**Short task:** Give the number of lines that include the word "they", and nothing else.

**Records provided:**
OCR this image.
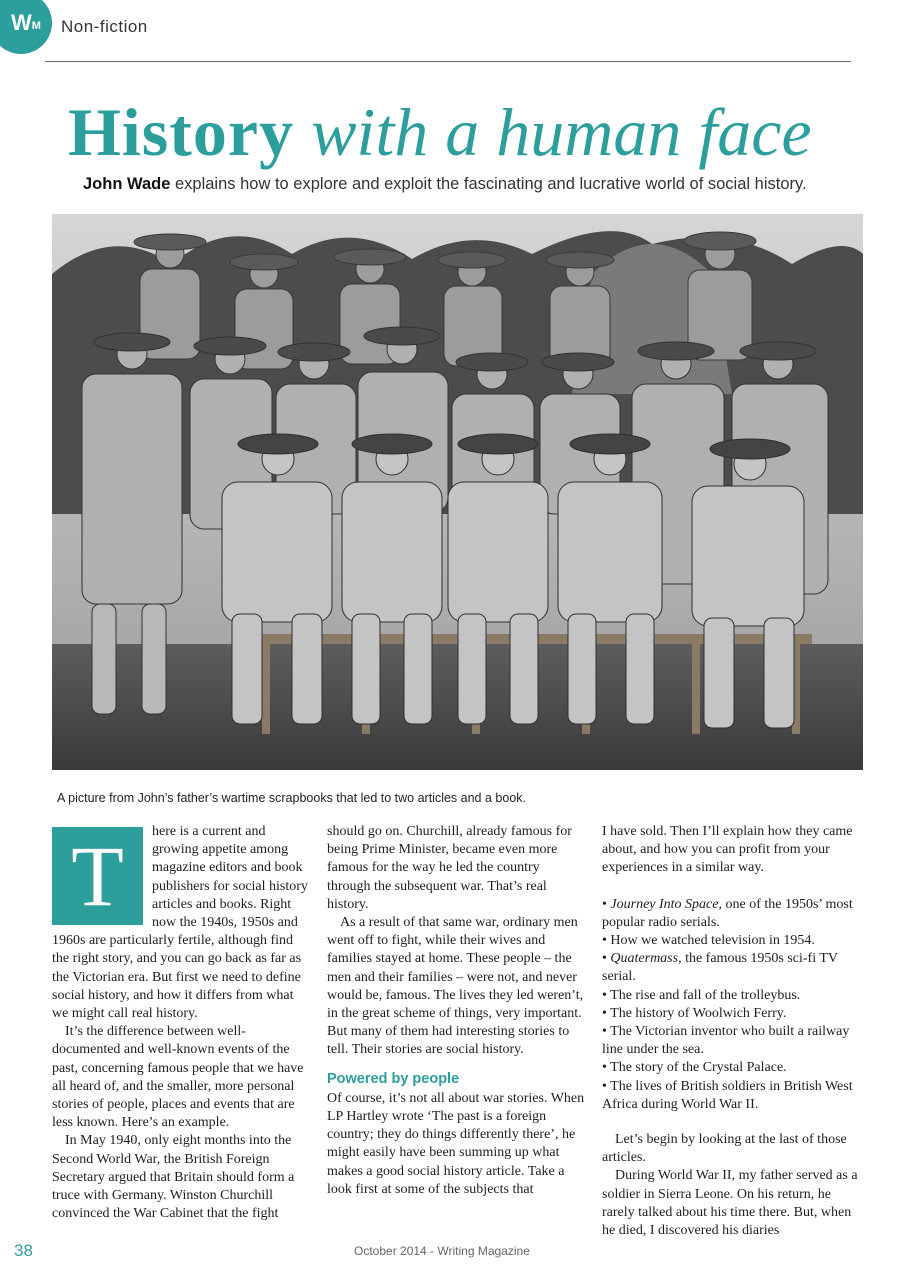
W M Non-fiction
History with a human face
John Wade explains how to explore and exploit the fascinating and lucrative world of social history.
A picture from John’s father’s wartime scrapbooks that led to two articles and a book.
T	here is a current and growing appetite among magazine editors and book publishers for social history articles and books. Right now the 1940s, 1950s and 1960s are particularly fertile, although find the right story, and you can go back as far as the Victorian era. But first we need to define social history, and how it differs from what we might call real history.

It’s the difference between well-documented and well-known events of the past, concerning famous people that we have all heard of, and the smaller, more personal stories of people, places and events that are less known. Here’s an example.

In May 1940, only eight months into the Second World War, the British Foreign Secretary argued that Britain should form a truce with Germany. Winston Churchill convinced the War Cabinet that the fight

should go on. Churchill, already famous for being Prime Minister, became even more famous for the way he led the country through the subsequent war. That’s real history.

As a result of that same war, ordinary men went off to fight, while their wives and families stayed at home. These people – the men and their families – were not, and never would be, famous. The lives they led weren’t, in the great scheme of things, very important. But many of them had interesting stories to tell. Their stories are social history.

Powered by people

Of course, it’s not all about war stories. When LP Hartley wrote ‘The past is a foreign country; they do things differently there’, he might easily have been summing up what makes a good social history article. Take a look first at some of the subjects that

I have sold. Then I’ll explain how they came about, and how you can profit from your experiences in a similar way.

• Journey Into Space, one of the 1950s’ most popular radio serials.
• How we watched television in 1954.
• Quatermass, the famous 1950s sci-fi TV serial.
• The rise and fall of the trolleybus.
• The history of Woolwich Ferry.
• The Victorian inventor who built a railway line under the sea.
• The story of the Crystal Palace.
• The lives of British soldiers in British West Africa during World War II.

Let’s begin by looking at the last of those articles.

During World War II, my father served as a soldier in Sierra Leone. On his return, he rarely talked about his time there. But, when he died, I discovered his diaries

38	October 2014 - Writing Magazine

**Final result:** 3